## WHAT THIS TASK INVOLVES
Write only the number of lines holding the string "JSON".

==== MATERIAL FOR THE TASK ====

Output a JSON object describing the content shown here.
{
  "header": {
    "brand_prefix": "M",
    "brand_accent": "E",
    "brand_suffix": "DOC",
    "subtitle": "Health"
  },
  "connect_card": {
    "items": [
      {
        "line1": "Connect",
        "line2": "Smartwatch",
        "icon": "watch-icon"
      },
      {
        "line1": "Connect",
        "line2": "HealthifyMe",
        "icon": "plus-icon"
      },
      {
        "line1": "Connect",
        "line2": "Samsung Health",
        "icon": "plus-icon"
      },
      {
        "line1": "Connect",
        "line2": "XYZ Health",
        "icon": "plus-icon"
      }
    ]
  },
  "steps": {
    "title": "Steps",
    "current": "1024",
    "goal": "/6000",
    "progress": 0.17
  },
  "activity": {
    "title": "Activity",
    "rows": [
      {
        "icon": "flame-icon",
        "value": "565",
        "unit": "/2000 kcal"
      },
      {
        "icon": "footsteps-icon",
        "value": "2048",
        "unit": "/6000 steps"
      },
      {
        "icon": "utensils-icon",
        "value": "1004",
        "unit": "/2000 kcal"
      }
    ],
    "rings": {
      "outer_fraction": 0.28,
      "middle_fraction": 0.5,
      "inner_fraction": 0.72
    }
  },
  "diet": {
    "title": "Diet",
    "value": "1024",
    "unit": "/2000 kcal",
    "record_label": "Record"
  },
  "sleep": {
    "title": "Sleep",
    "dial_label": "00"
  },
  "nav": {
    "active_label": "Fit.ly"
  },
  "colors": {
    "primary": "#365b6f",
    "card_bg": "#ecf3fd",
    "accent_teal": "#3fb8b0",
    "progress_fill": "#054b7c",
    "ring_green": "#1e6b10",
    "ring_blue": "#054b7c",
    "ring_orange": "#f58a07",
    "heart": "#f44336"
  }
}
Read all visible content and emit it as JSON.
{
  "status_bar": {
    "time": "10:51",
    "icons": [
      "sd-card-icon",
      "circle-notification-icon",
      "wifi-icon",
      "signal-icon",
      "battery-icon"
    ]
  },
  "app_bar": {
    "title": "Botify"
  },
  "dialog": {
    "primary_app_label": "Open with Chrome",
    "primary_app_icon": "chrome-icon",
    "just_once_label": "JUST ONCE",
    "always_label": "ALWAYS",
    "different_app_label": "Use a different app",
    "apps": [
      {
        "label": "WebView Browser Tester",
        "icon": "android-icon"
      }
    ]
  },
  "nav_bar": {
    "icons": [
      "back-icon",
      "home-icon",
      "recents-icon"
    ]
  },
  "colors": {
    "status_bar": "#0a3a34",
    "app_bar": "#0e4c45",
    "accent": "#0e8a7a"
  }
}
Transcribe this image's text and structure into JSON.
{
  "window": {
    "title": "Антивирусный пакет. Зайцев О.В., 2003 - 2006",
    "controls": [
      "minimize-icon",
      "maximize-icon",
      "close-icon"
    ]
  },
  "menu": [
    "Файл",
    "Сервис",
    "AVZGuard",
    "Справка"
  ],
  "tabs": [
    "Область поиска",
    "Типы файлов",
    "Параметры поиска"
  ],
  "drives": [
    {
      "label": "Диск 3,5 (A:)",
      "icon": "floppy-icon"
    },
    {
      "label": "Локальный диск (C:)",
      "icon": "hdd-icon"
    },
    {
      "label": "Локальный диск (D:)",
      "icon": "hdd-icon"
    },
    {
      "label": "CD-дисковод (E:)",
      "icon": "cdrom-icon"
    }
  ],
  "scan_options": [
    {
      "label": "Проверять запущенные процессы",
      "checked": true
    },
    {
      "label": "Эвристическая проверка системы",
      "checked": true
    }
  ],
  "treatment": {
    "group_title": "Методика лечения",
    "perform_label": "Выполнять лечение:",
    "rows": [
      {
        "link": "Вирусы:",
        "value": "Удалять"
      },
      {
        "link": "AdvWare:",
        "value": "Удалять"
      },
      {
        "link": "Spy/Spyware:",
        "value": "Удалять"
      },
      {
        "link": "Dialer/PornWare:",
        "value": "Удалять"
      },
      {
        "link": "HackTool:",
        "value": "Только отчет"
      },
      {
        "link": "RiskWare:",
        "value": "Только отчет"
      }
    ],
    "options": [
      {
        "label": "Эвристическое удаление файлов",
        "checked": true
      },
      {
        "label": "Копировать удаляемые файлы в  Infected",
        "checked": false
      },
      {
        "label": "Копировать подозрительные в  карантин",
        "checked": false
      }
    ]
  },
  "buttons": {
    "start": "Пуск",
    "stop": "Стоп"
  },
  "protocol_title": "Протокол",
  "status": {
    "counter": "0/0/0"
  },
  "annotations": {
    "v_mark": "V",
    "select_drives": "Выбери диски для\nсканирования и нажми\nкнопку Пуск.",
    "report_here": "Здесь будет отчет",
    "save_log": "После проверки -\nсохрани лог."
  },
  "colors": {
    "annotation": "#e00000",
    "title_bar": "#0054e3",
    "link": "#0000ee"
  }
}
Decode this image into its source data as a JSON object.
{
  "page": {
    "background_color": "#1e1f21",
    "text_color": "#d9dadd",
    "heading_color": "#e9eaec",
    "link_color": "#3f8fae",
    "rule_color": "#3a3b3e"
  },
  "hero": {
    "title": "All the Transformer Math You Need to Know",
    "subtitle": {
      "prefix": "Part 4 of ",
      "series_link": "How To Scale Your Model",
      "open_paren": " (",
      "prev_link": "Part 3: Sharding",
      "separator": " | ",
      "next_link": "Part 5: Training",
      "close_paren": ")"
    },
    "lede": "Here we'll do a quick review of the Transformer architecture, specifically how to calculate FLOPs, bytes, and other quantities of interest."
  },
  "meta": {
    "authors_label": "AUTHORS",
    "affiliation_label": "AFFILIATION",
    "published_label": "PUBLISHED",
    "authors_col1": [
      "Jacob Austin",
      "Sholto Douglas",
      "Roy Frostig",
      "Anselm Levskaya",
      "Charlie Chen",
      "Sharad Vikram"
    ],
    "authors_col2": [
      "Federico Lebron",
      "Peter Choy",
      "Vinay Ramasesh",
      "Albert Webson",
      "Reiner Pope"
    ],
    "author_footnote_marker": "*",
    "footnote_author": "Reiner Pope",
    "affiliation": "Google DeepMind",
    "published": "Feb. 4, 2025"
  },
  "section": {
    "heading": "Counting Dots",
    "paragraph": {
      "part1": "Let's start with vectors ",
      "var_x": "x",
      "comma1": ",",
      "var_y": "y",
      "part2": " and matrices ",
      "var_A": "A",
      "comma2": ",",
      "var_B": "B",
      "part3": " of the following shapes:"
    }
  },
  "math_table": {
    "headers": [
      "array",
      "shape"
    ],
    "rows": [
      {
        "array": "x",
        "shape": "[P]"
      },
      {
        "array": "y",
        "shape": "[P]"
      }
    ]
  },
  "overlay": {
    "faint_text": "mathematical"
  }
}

====

## TASK ANSWER
4